— START LISTING —

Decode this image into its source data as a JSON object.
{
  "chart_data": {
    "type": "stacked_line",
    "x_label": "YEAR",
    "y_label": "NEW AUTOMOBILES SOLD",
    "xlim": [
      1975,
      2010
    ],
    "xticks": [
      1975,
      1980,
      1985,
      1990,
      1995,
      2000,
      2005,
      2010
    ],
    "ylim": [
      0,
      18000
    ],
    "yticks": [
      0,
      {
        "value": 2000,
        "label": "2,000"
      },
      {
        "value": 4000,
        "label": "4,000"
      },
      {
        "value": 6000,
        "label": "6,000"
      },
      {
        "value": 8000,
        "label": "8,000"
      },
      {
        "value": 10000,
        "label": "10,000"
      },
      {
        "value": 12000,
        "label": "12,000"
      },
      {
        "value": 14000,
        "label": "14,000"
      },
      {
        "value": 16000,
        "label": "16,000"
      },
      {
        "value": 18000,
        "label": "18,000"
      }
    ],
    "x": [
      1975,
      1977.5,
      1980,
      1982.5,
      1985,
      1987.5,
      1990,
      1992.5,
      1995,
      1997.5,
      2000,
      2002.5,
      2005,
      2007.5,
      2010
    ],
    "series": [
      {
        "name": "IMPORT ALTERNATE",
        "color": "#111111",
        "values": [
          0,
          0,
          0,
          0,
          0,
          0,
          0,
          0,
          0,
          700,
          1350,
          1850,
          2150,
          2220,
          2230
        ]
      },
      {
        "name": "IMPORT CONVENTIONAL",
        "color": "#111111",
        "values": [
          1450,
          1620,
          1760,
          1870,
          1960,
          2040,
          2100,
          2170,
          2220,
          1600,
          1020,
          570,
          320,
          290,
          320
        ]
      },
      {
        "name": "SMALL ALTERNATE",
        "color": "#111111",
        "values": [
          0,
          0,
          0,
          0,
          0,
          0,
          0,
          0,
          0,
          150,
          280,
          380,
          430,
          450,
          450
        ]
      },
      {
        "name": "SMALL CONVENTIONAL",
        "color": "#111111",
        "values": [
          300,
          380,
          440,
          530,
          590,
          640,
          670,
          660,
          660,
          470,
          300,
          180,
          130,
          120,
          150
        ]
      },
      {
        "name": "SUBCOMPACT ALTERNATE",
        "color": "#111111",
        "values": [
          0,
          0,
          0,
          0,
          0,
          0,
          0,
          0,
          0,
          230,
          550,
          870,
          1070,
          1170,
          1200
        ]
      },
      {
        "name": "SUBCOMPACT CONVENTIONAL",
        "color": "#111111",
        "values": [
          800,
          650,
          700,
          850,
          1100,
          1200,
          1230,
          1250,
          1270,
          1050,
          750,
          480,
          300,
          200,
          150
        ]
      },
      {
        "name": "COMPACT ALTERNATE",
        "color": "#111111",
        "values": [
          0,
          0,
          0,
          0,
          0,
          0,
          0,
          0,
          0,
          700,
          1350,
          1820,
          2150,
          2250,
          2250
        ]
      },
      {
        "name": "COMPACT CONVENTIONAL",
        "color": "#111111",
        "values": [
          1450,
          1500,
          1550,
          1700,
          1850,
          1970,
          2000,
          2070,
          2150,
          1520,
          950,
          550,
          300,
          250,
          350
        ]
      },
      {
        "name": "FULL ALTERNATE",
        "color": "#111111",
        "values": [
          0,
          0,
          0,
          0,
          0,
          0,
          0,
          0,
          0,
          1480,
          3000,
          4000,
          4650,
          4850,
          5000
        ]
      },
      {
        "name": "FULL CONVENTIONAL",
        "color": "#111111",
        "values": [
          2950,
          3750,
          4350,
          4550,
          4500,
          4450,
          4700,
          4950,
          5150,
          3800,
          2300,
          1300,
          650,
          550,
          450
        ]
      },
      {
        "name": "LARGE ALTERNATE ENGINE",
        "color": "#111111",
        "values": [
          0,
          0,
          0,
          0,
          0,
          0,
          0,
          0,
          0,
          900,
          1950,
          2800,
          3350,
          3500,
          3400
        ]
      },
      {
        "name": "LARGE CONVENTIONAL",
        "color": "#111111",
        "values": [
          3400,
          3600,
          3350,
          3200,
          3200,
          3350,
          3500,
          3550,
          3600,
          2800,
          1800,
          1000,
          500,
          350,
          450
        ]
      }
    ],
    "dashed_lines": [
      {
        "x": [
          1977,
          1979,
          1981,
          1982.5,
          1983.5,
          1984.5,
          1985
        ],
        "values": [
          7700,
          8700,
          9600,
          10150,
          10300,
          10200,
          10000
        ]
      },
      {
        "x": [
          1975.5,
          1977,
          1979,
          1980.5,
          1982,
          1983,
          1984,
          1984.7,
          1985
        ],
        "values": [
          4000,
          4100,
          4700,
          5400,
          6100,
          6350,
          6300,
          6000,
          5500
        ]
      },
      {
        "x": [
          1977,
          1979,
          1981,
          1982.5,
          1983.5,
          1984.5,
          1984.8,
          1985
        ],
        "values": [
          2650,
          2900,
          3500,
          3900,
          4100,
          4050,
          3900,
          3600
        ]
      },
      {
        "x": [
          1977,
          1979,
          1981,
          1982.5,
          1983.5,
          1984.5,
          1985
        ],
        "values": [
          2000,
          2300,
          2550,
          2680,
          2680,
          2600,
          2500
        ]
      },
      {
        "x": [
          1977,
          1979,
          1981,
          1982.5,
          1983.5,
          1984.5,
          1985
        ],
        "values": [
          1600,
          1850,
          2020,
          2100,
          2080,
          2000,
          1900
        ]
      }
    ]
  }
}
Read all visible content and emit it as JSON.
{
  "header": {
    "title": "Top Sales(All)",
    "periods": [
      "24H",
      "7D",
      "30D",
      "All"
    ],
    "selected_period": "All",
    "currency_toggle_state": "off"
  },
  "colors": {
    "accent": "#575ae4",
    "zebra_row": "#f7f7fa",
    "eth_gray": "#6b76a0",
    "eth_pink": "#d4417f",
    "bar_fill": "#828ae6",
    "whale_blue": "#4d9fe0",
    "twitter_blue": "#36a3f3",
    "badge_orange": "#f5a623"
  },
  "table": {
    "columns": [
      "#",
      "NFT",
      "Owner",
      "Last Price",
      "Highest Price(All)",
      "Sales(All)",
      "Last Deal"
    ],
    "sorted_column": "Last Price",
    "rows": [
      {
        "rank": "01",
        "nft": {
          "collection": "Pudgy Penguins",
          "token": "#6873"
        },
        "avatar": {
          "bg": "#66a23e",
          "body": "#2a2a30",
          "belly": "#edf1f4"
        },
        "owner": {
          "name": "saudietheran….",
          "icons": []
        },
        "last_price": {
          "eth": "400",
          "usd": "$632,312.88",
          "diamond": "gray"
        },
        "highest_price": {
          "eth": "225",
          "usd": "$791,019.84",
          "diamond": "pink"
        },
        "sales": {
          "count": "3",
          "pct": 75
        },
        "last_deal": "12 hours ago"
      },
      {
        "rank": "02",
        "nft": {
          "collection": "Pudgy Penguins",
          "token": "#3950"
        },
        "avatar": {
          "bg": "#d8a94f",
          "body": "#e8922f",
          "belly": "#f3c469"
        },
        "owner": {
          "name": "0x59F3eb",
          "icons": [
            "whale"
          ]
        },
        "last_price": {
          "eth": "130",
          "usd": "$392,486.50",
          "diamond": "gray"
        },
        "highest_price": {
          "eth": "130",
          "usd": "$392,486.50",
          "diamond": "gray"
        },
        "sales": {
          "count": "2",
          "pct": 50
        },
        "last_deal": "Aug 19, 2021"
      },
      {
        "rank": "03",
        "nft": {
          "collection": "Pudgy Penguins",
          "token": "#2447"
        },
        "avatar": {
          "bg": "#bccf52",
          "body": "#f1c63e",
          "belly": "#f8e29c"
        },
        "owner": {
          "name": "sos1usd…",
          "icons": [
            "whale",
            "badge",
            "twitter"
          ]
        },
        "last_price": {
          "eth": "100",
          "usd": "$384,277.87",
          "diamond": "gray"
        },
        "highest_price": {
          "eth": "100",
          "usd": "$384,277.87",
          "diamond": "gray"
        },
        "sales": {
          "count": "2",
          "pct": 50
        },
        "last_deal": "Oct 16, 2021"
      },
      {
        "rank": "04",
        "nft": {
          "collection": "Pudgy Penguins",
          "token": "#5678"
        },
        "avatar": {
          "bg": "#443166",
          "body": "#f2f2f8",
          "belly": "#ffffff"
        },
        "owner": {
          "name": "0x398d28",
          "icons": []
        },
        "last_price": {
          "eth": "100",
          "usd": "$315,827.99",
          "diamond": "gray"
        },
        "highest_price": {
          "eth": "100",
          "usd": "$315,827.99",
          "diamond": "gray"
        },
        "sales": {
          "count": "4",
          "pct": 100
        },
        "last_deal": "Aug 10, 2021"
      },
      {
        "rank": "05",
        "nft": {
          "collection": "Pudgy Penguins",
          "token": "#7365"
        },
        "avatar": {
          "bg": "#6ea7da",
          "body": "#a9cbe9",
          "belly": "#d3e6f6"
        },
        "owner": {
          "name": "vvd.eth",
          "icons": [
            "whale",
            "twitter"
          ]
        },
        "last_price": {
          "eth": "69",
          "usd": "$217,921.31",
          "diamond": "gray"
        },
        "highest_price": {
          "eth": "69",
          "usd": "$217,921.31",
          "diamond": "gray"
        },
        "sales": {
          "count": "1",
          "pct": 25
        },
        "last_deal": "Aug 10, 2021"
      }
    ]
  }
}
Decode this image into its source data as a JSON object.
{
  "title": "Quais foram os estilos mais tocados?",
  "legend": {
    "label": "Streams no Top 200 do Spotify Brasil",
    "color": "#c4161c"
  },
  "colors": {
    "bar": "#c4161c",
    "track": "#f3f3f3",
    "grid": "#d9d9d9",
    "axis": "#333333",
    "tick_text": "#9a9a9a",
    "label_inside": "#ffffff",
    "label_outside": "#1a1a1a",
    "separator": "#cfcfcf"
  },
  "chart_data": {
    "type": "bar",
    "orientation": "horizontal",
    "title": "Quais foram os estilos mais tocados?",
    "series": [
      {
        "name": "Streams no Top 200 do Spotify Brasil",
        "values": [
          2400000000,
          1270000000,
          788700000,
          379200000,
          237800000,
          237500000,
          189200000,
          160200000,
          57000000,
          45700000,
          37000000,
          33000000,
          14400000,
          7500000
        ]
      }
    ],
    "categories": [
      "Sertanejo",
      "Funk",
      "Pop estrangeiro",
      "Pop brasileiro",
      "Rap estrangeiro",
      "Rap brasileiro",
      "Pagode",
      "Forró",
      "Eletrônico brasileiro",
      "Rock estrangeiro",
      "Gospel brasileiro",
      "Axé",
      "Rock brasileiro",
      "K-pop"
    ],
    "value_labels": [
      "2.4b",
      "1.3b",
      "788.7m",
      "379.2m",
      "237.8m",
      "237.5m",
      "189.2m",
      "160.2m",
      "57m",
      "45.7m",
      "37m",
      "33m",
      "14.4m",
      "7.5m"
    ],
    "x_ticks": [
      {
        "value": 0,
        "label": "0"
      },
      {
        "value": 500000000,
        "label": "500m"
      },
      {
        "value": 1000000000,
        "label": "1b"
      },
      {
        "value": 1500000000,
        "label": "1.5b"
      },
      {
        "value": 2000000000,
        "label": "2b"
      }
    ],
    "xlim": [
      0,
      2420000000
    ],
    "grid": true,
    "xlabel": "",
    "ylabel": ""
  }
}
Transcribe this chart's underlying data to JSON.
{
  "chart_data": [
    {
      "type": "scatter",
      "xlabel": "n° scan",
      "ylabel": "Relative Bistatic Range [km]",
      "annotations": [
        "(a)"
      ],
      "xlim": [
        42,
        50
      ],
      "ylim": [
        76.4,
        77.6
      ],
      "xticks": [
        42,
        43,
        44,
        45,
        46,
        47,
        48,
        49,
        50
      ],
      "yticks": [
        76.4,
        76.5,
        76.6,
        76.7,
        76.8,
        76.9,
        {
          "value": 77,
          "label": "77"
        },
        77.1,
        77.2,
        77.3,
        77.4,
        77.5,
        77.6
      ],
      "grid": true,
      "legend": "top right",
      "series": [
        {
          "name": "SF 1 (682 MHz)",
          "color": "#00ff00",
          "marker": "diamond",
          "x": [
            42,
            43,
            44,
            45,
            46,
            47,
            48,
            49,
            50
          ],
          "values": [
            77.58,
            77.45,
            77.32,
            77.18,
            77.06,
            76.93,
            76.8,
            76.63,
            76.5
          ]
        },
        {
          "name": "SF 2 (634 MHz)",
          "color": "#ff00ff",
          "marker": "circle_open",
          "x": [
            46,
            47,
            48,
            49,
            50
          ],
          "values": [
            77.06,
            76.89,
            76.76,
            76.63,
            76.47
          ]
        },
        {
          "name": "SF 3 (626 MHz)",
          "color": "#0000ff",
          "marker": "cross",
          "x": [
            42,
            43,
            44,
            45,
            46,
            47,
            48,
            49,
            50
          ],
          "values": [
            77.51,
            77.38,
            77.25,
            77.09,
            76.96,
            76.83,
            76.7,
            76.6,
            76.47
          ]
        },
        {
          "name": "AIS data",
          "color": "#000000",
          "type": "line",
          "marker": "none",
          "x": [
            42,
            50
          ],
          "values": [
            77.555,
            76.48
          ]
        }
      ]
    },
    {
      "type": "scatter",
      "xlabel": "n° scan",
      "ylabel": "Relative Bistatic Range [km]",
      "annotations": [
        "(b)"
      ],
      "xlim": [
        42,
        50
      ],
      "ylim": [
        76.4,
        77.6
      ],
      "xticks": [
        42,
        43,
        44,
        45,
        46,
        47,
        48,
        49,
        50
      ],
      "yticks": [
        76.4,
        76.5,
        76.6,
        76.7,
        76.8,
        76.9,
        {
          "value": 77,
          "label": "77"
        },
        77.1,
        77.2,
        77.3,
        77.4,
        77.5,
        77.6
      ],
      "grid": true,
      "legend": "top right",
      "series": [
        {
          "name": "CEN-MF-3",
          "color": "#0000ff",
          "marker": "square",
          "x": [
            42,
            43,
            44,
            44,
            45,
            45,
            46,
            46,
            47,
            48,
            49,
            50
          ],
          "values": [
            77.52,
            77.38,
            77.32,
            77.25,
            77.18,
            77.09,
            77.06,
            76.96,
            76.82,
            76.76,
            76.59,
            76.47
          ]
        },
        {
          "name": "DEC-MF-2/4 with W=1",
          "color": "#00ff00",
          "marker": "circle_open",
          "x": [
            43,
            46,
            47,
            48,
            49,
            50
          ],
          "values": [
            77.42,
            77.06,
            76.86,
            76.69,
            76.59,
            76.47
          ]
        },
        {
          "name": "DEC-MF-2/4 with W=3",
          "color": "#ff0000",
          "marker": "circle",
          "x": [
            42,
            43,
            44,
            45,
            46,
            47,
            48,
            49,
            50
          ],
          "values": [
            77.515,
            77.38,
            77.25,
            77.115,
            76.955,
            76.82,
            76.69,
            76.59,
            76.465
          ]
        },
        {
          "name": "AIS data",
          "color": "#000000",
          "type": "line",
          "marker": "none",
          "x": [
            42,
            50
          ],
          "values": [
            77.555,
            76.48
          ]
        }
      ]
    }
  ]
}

— END LISTING —

WHAT THE TASK ASKS:
Extract every line from the records above that contains the word "ALTERNATE".

TASK ANSWER:
        "name": "IMPORT ALTERNATE",
        "name": "SMALL ALTERNATE",
        "name": "SUBCOMPACT ALTERNATE",
        "name": "COMPACT ALTERNATE",
        "name": "FULL ALTERNATE",
        "name": "LARGE ALTERNATE ENGINE",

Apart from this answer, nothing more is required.